▶ _Цитируемый отрывок_
39.
В этих событиях принимали участие и выходцы из Руси, прежде всего наемники, находившиеся на службе у императоров, те самые «воины с секирой на плече» (так называли в Византии русских и норманнов), которые составляли ядро императорской гвардии. Среди тех, с чьих слов князь Ярослав мог узнать подробности произошедшей в Константинополе драмы, был известный нам норвежец Харальд Сигурдарсон, будущий Харальд Хардрада (Суровый Правитель) — единоутробный брат Олава Святого, который некогда находился на русской службе, а около 1034 года во главе военного отряда в пятьсот человек объявился в Византии, где поступил на службу к императору Михаилу IV Пафлагонянину. Харальд участвовал во многих войнах и походах, в частности, воевал под началом знаменитого византийского полководца Георгия Маниака (Гюргира, как именуют его саги) и совершил немало подвигов в Палестине, Южной Италии, Болгарии и на Сицилии. В течение всего своего пребывания в империи он поддерживал самые тесные связи с князей Ярославом и регулярно отправлял ему на сохранение все то золото и все те драгоценности, которые получал за свою службу или захватывал в качестве военной добычи.
И. Скилица. Изображение византийских и варяжских воинов. XI в.
Несмотря на ощутимую разницу в возрасте, Ярослава и Харальда связывали дружеские отношения. Более того, норвежский конунг очень рассчитывал породниться с могущественным русским князем. Полагали даже, что сама его поездка в Миклагард (Константинополь) была вызвана исключительно его желанием добиться руки русской княжны. «У конунга Ярицлейва и княгини Ингигерд, — рассказывается в сборнике саг, известном как „Хульда“ („Сокрытый, тайный пергамен“), — была дочь, которую звали Элисабет (Елизавета. — А. К.), норманны называют ее Эллисив. Харальд завел разговор с конунгом, не захочет ли тот отдать ему девушку в жены, сказал, что он известен родичами своими и предками, а также отчасти и своим поведением». «Это хорошо сказано, — отвечал ему будто бы Ярослав, — думается мне, во многих отношениях дочери моей подходит то, что касается самого тебя; но здесь могут начать говорить… что это было бы несколько поспешное решение, если бы я отдал ее чужестранцу, у которого нет государства для управления и который к тому же недостаточно богат движимым имуществом…» «После этого решил Харальд отправиться прочь из страны… Расстались они с конунгом Ярицлейвом лучшими друзьями»40.

▶ _Задание_
Перечислите, пожалуйста, все края и страны, где, согласно отрывку о Харальде Сигурдарсоне, он совершил немало подвигов.

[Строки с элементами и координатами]
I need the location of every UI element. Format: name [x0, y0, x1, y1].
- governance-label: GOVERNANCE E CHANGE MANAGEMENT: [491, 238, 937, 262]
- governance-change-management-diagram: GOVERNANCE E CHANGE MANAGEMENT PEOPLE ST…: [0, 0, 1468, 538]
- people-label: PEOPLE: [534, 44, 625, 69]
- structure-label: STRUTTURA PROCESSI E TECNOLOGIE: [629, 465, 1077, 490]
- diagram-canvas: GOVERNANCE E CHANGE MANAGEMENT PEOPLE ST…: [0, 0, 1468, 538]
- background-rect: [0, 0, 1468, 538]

▶ _Ответ_
Палестина, Южная Италия, Болгария, Сицилия.